---------- Input material ----------
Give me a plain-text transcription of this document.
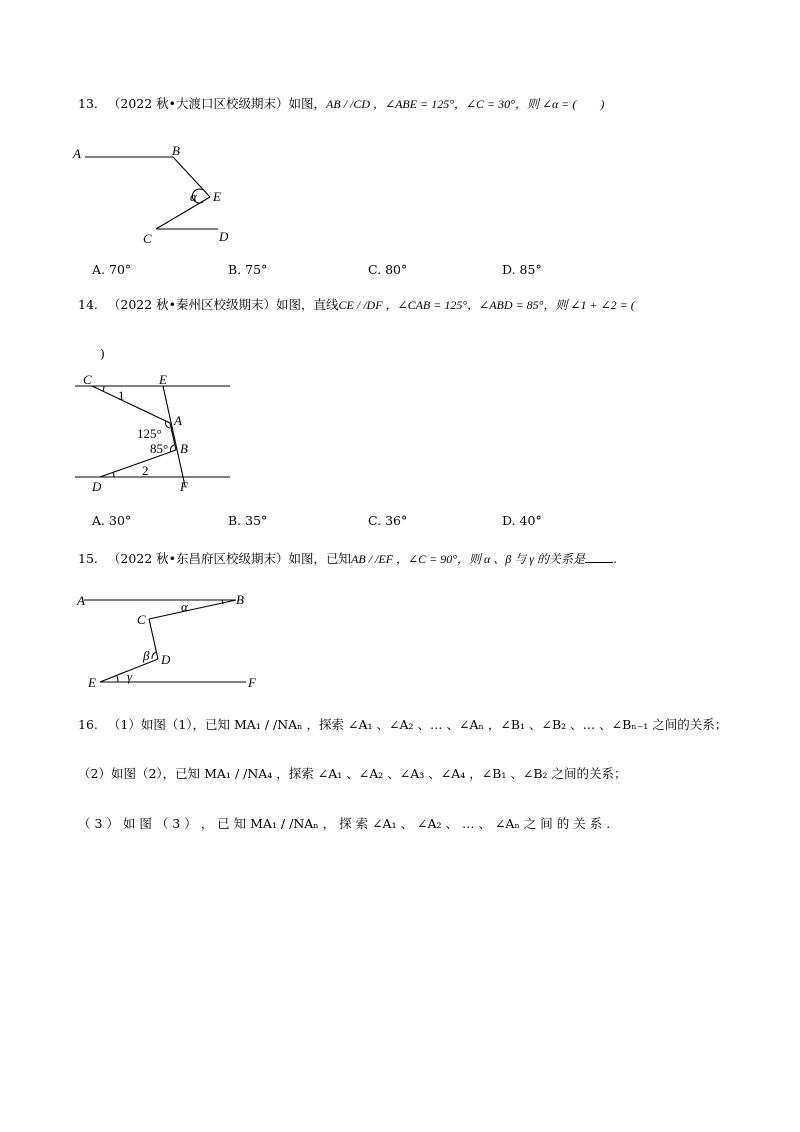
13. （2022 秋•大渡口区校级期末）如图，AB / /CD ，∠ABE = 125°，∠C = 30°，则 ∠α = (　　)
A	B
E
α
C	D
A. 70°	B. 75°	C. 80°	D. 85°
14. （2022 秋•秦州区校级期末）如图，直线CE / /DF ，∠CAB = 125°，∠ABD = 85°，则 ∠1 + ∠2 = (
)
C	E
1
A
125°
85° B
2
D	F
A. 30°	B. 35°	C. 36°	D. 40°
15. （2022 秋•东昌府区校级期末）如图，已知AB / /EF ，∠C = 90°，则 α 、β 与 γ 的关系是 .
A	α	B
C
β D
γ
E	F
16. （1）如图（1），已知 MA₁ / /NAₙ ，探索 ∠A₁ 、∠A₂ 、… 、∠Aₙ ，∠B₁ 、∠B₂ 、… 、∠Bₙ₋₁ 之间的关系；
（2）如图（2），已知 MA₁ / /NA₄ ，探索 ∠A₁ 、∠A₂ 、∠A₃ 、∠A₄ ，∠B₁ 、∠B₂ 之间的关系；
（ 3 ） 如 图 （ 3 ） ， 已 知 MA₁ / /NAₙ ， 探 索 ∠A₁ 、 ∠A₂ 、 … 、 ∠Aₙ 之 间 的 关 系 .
----------
---------- Input material ----------
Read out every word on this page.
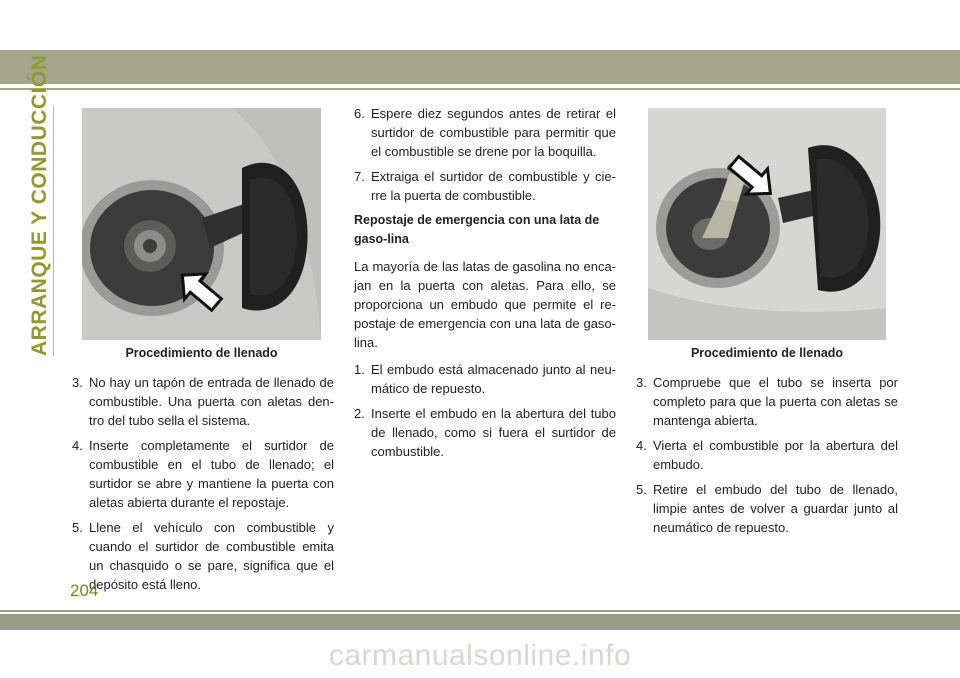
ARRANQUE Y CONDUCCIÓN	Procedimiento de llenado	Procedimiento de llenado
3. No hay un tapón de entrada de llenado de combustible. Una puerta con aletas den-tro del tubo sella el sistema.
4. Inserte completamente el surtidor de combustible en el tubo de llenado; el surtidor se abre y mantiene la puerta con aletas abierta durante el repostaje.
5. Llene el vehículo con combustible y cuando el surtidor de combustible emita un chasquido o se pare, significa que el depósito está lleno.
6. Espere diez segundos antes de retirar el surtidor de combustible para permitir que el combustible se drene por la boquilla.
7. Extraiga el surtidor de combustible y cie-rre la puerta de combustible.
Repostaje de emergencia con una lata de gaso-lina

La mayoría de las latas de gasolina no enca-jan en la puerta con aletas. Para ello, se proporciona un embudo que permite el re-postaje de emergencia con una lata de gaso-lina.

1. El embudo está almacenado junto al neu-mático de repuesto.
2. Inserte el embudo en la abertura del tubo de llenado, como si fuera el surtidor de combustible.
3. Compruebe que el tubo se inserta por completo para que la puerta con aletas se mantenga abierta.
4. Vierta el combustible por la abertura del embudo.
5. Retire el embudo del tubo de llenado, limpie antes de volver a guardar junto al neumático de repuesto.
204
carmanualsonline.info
----------
- [Problem details]
Read through the lines above and collect those that contain the string "之间的关系".

- [Task answer]
16. （1）如图（1），已知 MA₁ / /NAₙ ，探索 ∠A₁ 、∠A₂ 、… 、∠Aₙ ，∠B₁ 、∠B₂ 、… 、∠Bₙ₋₁ 之间的关系；
（2）如图（2），已知 MA₁ / /NA₄ ，探索 ∠A₁ 、∠A₂ 、∠A₃ 、∠A₄ ，∠B₁ 、∠B₂ 之间的关系；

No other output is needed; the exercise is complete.